### What you are asked to do
Return the listing word for word, as given.

### Data lines
%%

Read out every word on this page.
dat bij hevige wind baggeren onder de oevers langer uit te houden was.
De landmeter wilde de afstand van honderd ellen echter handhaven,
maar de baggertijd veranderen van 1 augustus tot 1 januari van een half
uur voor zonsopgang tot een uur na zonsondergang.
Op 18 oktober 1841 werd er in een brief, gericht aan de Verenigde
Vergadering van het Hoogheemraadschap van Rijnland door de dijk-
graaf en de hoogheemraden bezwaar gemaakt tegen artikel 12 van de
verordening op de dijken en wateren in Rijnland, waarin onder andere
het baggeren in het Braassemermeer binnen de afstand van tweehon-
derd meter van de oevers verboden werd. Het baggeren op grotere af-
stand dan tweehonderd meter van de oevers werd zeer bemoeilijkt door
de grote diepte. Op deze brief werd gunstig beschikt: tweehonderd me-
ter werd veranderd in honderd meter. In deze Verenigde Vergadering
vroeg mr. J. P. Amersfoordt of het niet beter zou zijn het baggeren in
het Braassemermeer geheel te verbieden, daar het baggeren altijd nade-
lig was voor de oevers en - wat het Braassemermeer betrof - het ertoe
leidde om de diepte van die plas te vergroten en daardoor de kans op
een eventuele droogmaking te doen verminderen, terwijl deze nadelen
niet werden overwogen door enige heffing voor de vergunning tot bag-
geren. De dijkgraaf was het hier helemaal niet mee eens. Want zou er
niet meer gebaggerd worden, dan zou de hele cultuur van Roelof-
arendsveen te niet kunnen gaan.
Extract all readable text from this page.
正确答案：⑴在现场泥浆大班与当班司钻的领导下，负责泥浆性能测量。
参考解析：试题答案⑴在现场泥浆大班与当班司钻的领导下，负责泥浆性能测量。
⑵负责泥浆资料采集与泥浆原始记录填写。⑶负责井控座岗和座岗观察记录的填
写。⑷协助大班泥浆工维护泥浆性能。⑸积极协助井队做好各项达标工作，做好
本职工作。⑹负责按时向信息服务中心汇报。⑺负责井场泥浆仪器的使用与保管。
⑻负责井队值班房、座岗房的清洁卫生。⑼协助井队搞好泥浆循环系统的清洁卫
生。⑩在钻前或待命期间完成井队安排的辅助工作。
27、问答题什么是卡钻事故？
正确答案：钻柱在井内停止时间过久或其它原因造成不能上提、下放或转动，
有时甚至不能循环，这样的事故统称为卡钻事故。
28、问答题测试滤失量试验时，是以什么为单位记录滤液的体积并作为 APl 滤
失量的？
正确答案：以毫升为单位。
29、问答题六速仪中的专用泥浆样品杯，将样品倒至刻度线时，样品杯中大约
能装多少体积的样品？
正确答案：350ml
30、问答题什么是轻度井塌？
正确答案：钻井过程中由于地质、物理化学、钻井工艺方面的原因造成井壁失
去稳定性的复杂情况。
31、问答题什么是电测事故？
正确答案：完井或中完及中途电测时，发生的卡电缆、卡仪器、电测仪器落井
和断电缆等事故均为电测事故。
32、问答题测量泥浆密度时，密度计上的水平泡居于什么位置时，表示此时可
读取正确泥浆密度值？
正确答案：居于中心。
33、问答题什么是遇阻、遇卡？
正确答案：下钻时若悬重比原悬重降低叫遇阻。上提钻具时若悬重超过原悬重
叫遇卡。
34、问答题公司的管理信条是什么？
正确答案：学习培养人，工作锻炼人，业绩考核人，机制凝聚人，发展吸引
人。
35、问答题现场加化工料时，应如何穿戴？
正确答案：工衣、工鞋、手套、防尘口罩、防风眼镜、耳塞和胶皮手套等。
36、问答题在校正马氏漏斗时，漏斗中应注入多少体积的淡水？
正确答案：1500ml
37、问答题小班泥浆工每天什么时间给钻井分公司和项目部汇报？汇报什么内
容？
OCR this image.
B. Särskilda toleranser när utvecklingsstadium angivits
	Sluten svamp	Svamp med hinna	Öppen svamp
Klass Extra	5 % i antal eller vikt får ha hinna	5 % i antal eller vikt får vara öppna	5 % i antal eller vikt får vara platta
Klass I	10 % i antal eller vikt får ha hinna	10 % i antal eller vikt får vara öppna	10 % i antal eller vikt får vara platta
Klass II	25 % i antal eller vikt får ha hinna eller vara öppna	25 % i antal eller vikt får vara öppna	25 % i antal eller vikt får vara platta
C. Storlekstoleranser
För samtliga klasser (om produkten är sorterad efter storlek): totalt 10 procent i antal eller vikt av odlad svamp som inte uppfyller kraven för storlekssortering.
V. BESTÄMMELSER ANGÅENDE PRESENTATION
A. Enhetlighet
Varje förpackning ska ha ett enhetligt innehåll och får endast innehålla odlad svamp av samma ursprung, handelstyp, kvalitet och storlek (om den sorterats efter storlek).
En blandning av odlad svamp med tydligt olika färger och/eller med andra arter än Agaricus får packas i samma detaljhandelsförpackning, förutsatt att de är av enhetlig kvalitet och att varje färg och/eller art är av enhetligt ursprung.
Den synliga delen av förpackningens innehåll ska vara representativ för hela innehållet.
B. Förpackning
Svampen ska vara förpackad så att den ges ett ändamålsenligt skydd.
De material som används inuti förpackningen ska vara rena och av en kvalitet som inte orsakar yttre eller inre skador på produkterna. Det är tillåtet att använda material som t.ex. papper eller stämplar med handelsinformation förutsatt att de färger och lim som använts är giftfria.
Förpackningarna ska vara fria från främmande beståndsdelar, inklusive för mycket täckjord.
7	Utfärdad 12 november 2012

%%

### Exercise answer
Read out every word on this page.
dat bij hevige wind baggeren onder de oevers langer uit te houden was.
De landmeter wilde de afstand van honderd ellen echter handhaven,
maar de baggertijd veranderen van 1 augustus tot 1 januari van een half
uur voor zonsopgang tot een uur na zonsondergang.
Op 18 oktober 1841 werd er in een brief, gericht aan de Verenigde
Vergadering van het Hoogheemraadschap van Rijnland door de dijk-
graaf en de hoogheemraden bezwaar gemaakt tegen artikel 12 van de
verordening op de dijken en wateren in Rijnland, waarin onder andere
het baggeren in het Braassemermeer binnen de afstand van tweehon-
derd meter van de oevers verboden werd. Het baggeren op grotere af-
stand dan tweehonderd meter van de oevers werd zeer bemoeilijkt door
de grote diepte. Op deze brief werd gunstig beschikt: tweehonderd me-
ter werd veranderd in honderd meter. In deze Verenigde Vergadering
vroeg mr. J. P. Amersfoordt of het niet beter zou zijn het baggeren in
het Braassemermeer geheel te verbieden, daar het baggeren altijd nade-
lig was voor de oevers en - wat het Braassemermeer betrof - het ertoe
leidde om de diepte van die plas te vergroten en daardoor de kans op
een eventuele droogmaking te doen verminderen, terwijl deze nadelen
niet werden overwogen door enige heffing voor de vergunning tot bag-
geren. De dijkgraaf was het hier helemaal niet mee eens. Want zou er
niet meer gebaggerd worden, dan zou de hele cultuur van Roelof-
arendsveen te niet kunnen gaan.
Extract all readable text from this page.
正确答案：⑴在现场泥浆大班与当班司钻的领导下，负责泥浆性能测量。
参考解析：试题答案⑴在现场泥浆大班与当班司钻的领导下，负责泥浆性能测量。
⑵负责泥浆资料采集与泥浆原始记录填写。⑶负责井控座岗和座岗观察记录的填
写。⑷协助大班泥浆工维护泥浆性能。⑸积极协助井队做好各项达标工作，做好
本职工作。⑹负责按时向信息服务中心汇报。⑺负责井场泥浆仪器的使用与保管。
⑻负责井队值班房、座岗房的清洁卫生。⑼协助井队搞好泥浆循环系统的清洁卫
生。⑩在钻前或待命期间完成井队安排的辅助工作。
27、问答题什么是卡钻事故？
正确答案：钻柱在井内停止时间过久或其它原因造成不能上提、下放或转动，
有时甚至不能循环，这样的事故统称为卡钻事故。
28、问答题测试滤失量试验时，是以什么为单位记录滤液的体积并作为 APl 滤
失量的？
正确答案：以毫升为单位。
29、问答题六速仪中的专用泥浆样品杯，将样品倒至刻度线时，样品杯中大约
能装多少体积的样品？
正确答案：350ml
30、问答题什么是轻度井塌？
正确答案：钻井过程中由于地质、物理化学、钻井工艺方面的原因造成井壁失
去稳定性的复杂情况。
31、问答题什么是电测事故？
正确答案：完井或中完及中途电测时，发生的卡电缆、卡仪器、电测仪器落井
和断电缆等事故均为电测事故。
32、问答题测量泥浆密度时，密度计上的水平泡居于什么位置时，表示此时可
读取正确泥浆密度值？
正确答案：居于中心。
33、问答题什么是遇阻、遇卡？
正确答案：下钻时若悬重比原悬重降低叫遇阻。上提钻具时若悬重超过原悬重
叫遇卡。
34、问答题公司的管理信条是什么？
正确答案：学习培养人，工作锻炼人，业绩考核人，机制凝聚人，发展吸引
人。
35、问答题现场加化工料时，应如何穿戴？
正确答案：工衣、工鞋、手套、防尘口罩、防风眼镜、耳塞和胶皮手套等。
36、问答题在校正马氏漏斗时，漏斗中应注入多少体积的淡水？
正确答案：1500ml
37、问答题小班泥浆工每天什么时间给钻井分公司和项目部汇报？汇报什么内
容？
OCR this image.
B. Särskilda toleranser när utvecklingsstadium angivits
	Sluten svamp	Svamp med hinna	Öppen svamp
Klass Extra	5 % i antal eller vikt får ha hinna	5 % i antal eller vikt får vara öppna	5 % i antal eller vikt får vara platta
Klass I	10 % i antal eller vikt får ha hinna	10 % i antal eller vikt får vara öppna	10 % i antal eller vikt får vara platta
Klass II	25 % i antal eller vikt får ha hinna eller vara öppna	25 % i antal eller vikt får vara öppna	25 % i antal eller vikt får vara platta
C. Storlekstoleranser
För samtliga klasser (om produkten är sorterad efter storlek): totalt 10 procent i antal eller vikt av odlad svamp som inte uppfyller kraven för storlekssortering.
V. BESTÄMMELSER ANGÅENDE PRESENTATION
A. Enhetlighet
Varje förpackning ska ha ett enhetligt innehåll och får endast innehålla odlad svamp av samma ursprung, handelstyp, kvalitet och storlek (om den sorterats efter storlek).
En blandning av odlad svamp med tydligt olika färger och/eller med andra arter än Agaricus får packas i samma detaljhandelsförpackning, förutsatt att de är av enhetlig kvalitet och att varje färg och/eller art är av enhetligt ursprung.
Den synliga delen av förpackningens innehåll ska vara representativ för hela innehållet.
B. Förpackning
Svampen ska vara förpackad så att den ges ett ändamålsenligt skydd.
De material som används inuti förpackningen ska vara rena och av en kvalitet som inte orsakar yttre eller inre skador på produkterna. Det är tillåtet att använda material som t.ex. papper eller stämplar med handelsinformation förutsatt att de färger och lim som använts är giftfria.
Förpackningarna ska vara fria från främmande beståndsdelar, inklusive för mycket täckjord.
7	Utfärdad 12 november 2012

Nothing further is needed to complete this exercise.